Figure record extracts
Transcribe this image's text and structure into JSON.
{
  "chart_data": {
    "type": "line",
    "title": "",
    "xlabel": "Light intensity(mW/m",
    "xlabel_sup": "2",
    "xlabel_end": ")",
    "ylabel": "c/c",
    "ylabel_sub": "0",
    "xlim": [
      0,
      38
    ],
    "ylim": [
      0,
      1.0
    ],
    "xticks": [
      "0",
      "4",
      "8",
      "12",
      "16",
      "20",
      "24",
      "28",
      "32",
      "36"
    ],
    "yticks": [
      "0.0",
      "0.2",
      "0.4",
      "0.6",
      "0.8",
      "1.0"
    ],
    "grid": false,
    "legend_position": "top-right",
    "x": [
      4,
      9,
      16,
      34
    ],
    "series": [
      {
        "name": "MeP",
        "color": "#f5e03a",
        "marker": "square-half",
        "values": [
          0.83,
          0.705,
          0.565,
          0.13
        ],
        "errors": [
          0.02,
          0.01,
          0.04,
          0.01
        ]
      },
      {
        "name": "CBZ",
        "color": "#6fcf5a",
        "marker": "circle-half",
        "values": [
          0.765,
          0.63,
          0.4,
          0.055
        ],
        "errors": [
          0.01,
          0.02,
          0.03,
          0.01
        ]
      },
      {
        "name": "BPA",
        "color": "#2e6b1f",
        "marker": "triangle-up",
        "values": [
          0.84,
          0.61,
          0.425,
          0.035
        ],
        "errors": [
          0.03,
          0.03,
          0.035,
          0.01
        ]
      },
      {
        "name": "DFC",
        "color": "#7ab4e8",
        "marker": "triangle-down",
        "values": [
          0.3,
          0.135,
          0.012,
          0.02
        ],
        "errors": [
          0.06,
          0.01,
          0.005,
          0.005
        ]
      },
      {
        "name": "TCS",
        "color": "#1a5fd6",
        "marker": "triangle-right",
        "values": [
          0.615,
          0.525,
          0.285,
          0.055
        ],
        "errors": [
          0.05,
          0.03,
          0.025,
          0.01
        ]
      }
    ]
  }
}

## [What the task asks]
Quote every entry exactly.

## [The result]
Transcribe this image's text and structure into JSON.
{
  "chart_data": {
    "type": "line",
    "title": "",
    "xlabel": "Light intensity(mW/m",
    "xlabel_sup": "2",
    "xlabel_end": ")",
    "ylabel": "c/c",
    "ylabel_sub": "0",
    "xlim": [
      0,
      38
    ],
    "ylim": [
      0,
      1.0
    ],
    "xticks": [
      "0",
      "4",
      "8",
      "12",
      "16",
      "20",
      "24",
      "28",
      "32",
      "36"
    ],
    "yticks": [
      "0.0",
      "0.2",
      "0.4",
      "0.6",
      "0.8",
      "1.0"
    ],
    "grid": false,
    "legend_position": "top-right",
    "x": [
      4,
      9,
      16,
      34
    ],
    "series": [
      {
        "name": "MeP",
        "color": "#f5e03a",
        "marker": "square-half",
        "values": [
          0.83,
          0.705,
          0.565,
          0.13
        ],
        "errors": [
          0.02,
          0.01,
          0.04,
          0.01
        ]
      },
      {
        "name": "CBZ",
        "color": "#6fcf5a",
        "marker": "circle-half",
        "values": [
          0.765,
          0.63,
          0.4,
          0.055
        ],
        "errors": [
          0.01,
          0.02,
          0.03,
          0.01
        ]
      },
      {
        "name": "BPA",
        "color": "#2e6b1f",
        "marker": "triangle-up",
        "values": [
          0.84,
          0.61,
          0.425,
          0.035
        ],
        "errors": [
          0.03,
          0.03,
          0.035,
          0.01
        ]
      },
      {
        "name": "DFC",
        "color": "#7ab4e8",
        "marker": "triangle-down",
        "values": [
          0.3,
          0.135,
          0.012,
          0.02
        ],
        "errors": [
          0.06,
          0.01,
          0.005,
          0.005
        ]
      },
      {
        "name": "TCS",
        "color": "#1a5fd6",
        "marker": "triangle-right",
        "values": [
          0.615,
          0.525,
          0.285,
          0.055
        ],
        "errors": [
          0.05,
          0.03,
          0.025,
          0.01
        ]
      }
    ]
  }
}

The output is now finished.